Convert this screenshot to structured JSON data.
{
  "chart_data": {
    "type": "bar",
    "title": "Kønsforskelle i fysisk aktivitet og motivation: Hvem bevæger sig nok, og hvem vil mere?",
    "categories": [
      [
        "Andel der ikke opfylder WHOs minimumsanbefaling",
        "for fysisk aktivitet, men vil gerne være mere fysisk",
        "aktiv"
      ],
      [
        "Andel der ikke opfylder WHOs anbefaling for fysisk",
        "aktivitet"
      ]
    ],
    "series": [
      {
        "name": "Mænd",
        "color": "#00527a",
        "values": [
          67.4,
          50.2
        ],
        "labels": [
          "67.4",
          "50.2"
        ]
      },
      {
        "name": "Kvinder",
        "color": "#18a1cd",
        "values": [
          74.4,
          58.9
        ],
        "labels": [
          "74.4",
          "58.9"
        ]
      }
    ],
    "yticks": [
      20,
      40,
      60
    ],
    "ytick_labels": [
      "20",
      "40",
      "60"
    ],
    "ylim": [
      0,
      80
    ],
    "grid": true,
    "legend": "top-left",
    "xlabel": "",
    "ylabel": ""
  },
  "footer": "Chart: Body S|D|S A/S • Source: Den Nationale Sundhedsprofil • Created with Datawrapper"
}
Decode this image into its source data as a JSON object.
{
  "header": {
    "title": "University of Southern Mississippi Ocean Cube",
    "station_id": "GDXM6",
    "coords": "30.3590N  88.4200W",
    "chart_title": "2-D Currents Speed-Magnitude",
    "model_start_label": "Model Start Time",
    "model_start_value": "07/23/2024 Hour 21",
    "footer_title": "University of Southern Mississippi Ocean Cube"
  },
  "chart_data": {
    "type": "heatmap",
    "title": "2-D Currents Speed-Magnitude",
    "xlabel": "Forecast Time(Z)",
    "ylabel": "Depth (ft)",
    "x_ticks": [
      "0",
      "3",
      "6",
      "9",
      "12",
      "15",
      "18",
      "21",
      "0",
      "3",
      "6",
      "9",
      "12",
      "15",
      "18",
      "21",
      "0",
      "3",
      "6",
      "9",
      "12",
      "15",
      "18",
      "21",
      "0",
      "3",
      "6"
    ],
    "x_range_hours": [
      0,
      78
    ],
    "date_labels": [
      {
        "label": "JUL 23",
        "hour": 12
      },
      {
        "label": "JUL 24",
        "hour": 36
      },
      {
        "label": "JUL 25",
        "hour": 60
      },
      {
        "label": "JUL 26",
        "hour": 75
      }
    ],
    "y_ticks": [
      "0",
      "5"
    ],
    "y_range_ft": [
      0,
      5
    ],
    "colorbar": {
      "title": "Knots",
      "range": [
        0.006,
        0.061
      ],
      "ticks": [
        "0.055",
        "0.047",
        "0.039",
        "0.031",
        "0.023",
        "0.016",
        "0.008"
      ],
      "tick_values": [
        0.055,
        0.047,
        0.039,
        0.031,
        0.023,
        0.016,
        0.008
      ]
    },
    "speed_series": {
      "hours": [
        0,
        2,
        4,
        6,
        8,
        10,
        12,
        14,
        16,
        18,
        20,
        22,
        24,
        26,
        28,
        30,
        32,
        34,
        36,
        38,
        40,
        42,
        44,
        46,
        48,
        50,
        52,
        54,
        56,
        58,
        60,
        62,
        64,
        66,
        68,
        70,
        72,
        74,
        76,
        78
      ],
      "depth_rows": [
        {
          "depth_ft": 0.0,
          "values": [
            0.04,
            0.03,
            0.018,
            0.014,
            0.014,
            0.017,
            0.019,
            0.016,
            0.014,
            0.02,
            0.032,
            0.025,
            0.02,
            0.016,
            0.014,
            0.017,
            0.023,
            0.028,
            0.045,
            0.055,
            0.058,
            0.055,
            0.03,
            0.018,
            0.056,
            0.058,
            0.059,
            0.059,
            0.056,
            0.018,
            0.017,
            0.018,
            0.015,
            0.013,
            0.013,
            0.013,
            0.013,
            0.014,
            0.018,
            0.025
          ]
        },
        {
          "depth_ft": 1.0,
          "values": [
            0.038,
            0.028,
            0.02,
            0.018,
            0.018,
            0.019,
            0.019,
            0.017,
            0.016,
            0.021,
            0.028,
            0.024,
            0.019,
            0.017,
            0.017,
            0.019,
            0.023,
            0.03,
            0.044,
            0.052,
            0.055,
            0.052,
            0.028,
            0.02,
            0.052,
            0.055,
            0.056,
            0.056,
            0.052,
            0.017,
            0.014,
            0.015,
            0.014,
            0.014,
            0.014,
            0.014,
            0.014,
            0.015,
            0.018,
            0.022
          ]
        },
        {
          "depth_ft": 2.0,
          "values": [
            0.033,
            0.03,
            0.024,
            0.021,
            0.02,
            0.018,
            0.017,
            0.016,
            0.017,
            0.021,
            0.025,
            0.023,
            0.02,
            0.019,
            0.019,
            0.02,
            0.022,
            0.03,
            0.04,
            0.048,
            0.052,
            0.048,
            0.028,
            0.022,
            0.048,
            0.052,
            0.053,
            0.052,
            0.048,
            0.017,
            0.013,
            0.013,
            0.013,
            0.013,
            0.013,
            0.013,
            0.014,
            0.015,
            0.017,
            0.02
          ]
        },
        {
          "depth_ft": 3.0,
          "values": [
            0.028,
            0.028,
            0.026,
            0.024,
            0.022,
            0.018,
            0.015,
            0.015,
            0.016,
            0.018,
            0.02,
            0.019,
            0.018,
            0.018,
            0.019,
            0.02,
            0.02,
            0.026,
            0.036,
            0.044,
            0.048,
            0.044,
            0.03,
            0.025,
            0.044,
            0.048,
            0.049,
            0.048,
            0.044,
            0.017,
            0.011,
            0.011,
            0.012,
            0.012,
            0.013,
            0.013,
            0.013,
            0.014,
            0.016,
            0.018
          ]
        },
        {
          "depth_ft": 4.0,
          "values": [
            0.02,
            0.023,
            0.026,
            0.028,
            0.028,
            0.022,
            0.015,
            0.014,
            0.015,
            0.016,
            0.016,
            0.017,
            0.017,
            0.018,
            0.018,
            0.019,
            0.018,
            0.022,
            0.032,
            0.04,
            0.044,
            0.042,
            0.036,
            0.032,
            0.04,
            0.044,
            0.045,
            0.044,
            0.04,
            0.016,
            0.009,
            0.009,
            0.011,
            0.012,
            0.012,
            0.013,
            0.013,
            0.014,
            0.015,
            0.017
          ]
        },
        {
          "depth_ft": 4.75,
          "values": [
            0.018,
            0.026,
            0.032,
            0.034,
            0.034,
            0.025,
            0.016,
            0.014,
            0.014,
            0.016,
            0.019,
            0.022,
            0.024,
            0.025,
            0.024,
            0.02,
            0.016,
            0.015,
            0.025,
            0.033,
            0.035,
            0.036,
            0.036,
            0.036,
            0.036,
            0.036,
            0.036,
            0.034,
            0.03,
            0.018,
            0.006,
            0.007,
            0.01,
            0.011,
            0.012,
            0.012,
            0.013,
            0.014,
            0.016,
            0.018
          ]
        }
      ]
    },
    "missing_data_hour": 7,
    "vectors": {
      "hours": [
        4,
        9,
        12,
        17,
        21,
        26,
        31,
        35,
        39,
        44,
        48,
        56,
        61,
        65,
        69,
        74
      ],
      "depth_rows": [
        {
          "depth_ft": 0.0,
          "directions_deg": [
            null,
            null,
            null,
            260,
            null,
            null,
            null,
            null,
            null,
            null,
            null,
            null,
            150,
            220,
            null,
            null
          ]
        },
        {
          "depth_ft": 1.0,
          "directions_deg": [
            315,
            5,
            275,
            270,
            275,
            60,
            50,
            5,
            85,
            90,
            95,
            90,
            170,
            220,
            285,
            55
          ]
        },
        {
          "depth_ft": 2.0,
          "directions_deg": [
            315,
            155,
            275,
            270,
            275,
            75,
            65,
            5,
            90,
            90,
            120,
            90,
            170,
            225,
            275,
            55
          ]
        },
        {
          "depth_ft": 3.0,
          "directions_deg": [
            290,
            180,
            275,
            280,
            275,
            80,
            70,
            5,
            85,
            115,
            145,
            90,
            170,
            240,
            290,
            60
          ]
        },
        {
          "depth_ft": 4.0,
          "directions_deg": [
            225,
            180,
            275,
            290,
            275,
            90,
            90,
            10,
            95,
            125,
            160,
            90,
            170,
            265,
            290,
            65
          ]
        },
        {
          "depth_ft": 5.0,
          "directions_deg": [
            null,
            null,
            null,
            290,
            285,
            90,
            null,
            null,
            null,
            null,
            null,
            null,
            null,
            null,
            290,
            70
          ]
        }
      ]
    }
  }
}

###

INSTRUCTION
Pull out each line of the records holding the string "fysisk".

RESULT OF THE EXERCISE
    "title": "Kønsforskelle i fysisk aktivitet og motivation: Hvem bevæger sig nok, og hvem vil mere?",
        "for fysisk aktivitet, men vil gerne være mere fysisk",
        "Andel der ikke opfylder WHOs anbefaling for fysisk",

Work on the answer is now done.